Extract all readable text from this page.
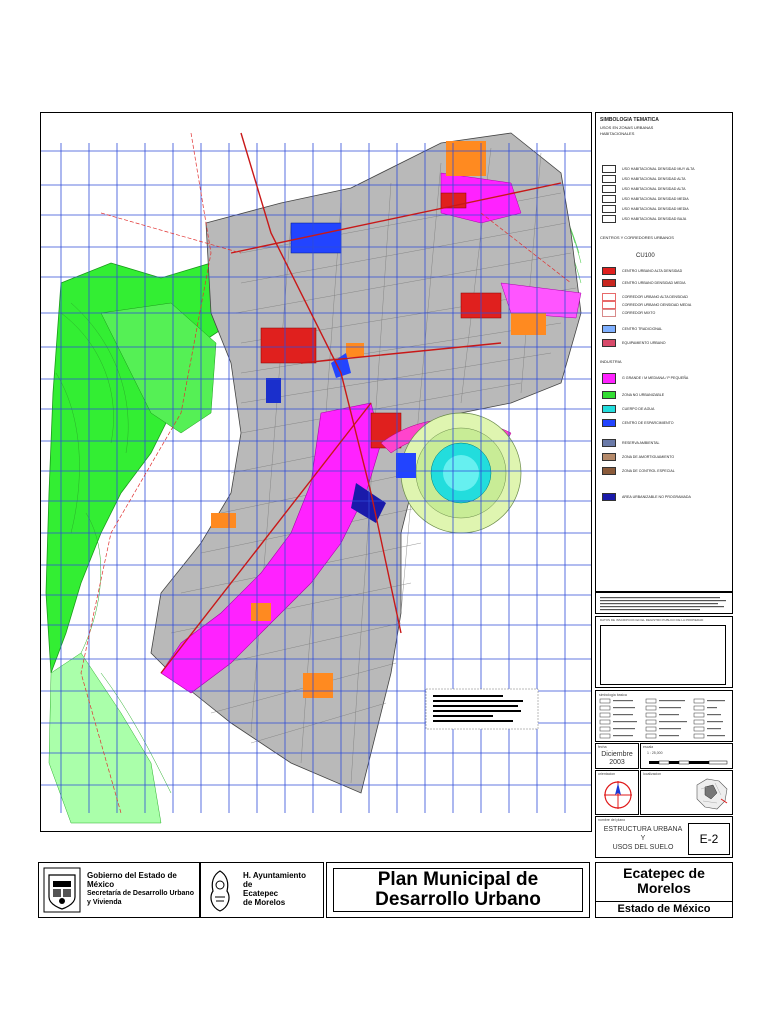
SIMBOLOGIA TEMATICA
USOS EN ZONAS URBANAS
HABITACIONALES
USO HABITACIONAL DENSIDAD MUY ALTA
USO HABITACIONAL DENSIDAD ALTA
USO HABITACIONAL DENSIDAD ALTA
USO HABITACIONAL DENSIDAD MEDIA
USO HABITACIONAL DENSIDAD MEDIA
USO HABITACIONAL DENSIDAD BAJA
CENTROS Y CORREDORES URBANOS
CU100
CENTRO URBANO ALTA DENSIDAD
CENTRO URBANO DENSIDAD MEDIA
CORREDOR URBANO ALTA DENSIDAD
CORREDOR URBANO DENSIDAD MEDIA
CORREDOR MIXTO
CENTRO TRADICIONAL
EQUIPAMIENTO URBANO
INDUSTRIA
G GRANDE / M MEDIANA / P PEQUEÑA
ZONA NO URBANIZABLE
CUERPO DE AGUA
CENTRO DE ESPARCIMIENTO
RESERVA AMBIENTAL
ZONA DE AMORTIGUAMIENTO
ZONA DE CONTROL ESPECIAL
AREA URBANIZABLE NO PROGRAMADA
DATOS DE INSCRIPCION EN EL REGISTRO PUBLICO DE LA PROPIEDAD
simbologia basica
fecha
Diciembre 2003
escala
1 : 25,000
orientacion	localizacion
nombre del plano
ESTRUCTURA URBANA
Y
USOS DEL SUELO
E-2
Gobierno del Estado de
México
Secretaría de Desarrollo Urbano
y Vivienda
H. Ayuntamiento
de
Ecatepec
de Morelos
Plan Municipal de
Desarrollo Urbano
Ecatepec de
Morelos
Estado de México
---------------
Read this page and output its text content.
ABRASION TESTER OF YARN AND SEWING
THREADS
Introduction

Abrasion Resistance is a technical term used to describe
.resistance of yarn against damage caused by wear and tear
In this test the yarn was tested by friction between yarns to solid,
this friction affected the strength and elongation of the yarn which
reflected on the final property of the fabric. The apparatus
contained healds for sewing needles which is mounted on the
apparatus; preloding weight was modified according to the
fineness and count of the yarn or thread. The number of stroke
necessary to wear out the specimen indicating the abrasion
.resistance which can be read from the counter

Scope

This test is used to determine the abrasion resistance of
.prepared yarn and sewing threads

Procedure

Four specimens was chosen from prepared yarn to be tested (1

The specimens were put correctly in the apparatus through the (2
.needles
---------------
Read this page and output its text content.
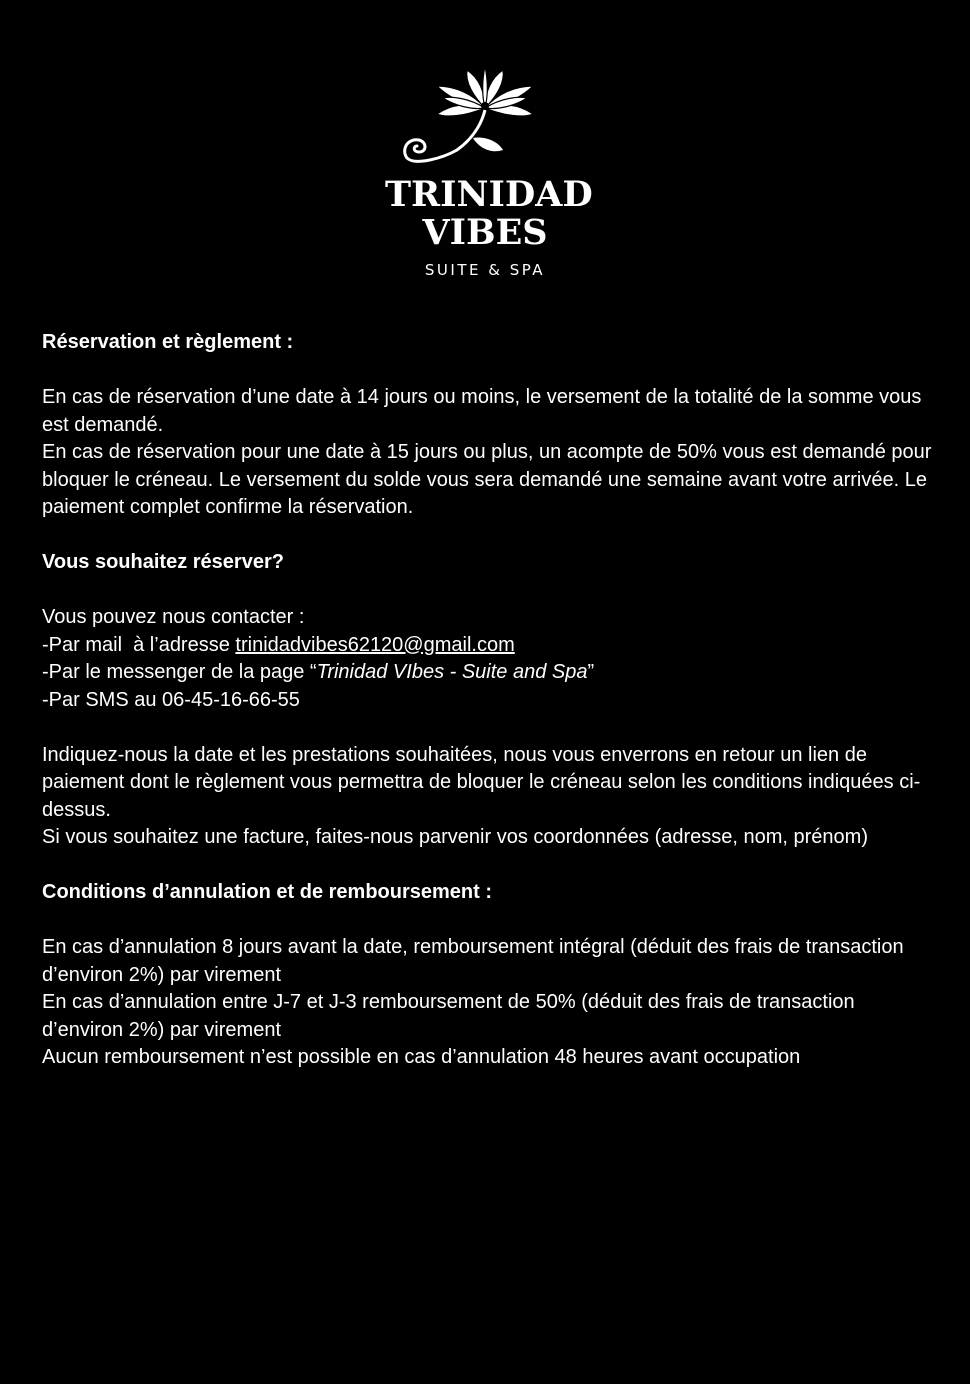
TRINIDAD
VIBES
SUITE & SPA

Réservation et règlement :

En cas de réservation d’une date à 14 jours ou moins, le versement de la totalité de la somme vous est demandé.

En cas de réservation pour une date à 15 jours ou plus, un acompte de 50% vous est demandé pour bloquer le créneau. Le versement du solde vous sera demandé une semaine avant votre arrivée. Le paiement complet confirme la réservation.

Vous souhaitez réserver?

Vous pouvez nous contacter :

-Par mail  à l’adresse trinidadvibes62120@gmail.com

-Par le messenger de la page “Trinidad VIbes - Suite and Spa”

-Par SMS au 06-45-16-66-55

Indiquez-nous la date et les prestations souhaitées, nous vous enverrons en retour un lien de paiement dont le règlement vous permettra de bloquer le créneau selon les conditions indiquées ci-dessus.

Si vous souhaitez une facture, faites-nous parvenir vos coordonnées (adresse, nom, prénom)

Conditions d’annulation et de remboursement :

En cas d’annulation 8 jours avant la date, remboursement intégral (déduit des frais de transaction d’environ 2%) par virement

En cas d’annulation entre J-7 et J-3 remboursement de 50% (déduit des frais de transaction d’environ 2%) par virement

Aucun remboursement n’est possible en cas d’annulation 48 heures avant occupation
---------------
▶ BRIEF: Which lines include the word "page"? Copy every one of them.

▶ OUTPUT BELOW:
Extract all readable text from this page.
Read this page and output its text content.
Read this page and output its text content.
-Par le messenger de la page “Trinidad VIbes - Suite and Spa”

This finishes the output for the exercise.